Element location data
/---

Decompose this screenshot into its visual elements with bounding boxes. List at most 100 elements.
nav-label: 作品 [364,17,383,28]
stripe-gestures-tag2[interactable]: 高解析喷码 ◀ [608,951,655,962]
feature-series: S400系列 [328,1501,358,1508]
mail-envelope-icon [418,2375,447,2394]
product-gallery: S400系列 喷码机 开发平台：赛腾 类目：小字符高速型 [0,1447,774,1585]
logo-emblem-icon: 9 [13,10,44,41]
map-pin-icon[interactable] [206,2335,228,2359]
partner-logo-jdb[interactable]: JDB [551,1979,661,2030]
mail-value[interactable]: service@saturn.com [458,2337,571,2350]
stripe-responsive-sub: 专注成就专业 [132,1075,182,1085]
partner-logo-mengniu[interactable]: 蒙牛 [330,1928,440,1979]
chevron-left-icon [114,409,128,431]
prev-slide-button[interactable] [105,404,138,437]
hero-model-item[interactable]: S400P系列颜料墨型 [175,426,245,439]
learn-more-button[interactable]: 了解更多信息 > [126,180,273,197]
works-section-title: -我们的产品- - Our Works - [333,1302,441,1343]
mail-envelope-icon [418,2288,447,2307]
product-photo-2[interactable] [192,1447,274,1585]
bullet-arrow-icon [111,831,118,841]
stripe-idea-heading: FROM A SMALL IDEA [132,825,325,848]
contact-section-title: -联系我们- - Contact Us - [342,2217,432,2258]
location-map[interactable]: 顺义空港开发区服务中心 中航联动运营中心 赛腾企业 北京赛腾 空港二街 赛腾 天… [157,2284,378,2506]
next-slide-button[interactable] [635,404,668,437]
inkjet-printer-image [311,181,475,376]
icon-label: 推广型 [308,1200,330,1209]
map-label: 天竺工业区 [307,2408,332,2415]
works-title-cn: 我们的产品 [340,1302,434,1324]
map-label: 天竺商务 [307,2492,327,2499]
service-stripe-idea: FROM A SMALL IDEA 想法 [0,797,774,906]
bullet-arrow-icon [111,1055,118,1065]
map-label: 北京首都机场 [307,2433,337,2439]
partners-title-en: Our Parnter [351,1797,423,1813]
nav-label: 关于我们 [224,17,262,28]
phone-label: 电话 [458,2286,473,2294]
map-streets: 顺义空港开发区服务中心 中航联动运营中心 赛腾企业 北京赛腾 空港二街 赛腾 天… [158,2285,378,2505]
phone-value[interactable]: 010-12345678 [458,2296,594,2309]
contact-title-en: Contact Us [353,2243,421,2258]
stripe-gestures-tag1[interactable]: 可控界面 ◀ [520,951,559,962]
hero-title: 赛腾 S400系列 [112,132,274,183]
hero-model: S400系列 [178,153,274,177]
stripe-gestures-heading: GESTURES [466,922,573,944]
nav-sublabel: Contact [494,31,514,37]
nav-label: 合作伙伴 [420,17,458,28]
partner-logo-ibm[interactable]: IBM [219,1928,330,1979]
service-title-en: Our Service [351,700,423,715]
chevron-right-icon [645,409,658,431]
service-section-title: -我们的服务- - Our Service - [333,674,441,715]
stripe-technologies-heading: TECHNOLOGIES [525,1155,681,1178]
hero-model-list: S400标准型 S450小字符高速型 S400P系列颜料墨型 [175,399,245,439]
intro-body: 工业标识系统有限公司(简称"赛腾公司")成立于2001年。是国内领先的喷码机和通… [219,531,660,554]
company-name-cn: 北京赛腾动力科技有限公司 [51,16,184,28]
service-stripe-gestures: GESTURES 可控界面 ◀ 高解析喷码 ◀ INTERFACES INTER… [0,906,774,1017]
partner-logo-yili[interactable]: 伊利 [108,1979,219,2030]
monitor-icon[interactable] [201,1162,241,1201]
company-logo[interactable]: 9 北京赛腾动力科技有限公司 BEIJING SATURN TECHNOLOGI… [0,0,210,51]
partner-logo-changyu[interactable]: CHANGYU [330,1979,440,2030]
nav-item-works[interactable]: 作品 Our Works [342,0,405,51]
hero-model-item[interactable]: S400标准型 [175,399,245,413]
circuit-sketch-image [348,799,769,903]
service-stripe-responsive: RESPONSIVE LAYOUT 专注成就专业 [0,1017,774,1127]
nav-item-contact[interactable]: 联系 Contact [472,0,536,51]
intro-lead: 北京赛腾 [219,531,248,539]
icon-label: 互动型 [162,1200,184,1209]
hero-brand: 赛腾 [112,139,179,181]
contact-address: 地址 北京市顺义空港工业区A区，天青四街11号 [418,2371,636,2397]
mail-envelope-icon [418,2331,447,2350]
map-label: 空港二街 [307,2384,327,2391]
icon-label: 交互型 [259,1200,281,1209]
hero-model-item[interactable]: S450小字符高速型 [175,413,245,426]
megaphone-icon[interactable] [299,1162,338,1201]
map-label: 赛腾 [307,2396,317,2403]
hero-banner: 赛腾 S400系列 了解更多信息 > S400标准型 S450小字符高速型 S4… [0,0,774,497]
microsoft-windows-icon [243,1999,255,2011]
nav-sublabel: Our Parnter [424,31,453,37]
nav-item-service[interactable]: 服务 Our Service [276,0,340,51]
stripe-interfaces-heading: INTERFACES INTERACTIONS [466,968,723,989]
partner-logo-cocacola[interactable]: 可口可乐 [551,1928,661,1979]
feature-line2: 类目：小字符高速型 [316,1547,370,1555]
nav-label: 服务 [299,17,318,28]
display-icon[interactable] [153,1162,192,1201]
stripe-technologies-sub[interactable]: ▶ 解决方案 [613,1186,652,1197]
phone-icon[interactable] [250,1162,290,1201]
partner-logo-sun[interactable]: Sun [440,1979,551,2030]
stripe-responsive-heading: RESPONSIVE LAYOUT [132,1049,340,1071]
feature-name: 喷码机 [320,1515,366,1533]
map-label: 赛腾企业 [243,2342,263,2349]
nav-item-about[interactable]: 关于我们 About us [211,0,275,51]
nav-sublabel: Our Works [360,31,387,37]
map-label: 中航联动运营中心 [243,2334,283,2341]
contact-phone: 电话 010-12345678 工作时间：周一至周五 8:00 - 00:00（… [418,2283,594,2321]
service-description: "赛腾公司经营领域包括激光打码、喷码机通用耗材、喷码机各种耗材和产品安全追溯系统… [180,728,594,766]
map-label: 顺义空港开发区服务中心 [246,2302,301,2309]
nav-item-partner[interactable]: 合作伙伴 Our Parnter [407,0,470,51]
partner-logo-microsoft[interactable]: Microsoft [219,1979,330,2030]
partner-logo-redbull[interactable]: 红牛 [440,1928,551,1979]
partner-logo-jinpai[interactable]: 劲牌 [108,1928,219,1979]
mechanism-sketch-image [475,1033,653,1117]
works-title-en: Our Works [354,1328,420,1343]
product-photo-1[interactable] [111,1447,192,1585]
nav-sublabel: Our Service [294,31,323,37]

\---

(DIRECTION):
Edit the items from the start through the line containing "product-gallery: S400系列 喷码机", replacing "bounding boxes" with "bounding rectangles" and keeping everything else unchanged.

(ANSWER IN FULL):
Decompose this screenshot into its visual elements with bounding rectangles. List at most 100 elements.
nav-label: 作品 [364,17,383,28]
stripe-gestures-tag2[interactable]: 高解析喷码 ◀ [608,951,655,962]
feature-series: S400系列 [328,1501,358,1508]
mail-envelope-icon [418,2375,447,2394]
product-gallery: S400系列 喷码机 开发平台：赛腾 类目：小字符高速型 [0,1447,774,1585]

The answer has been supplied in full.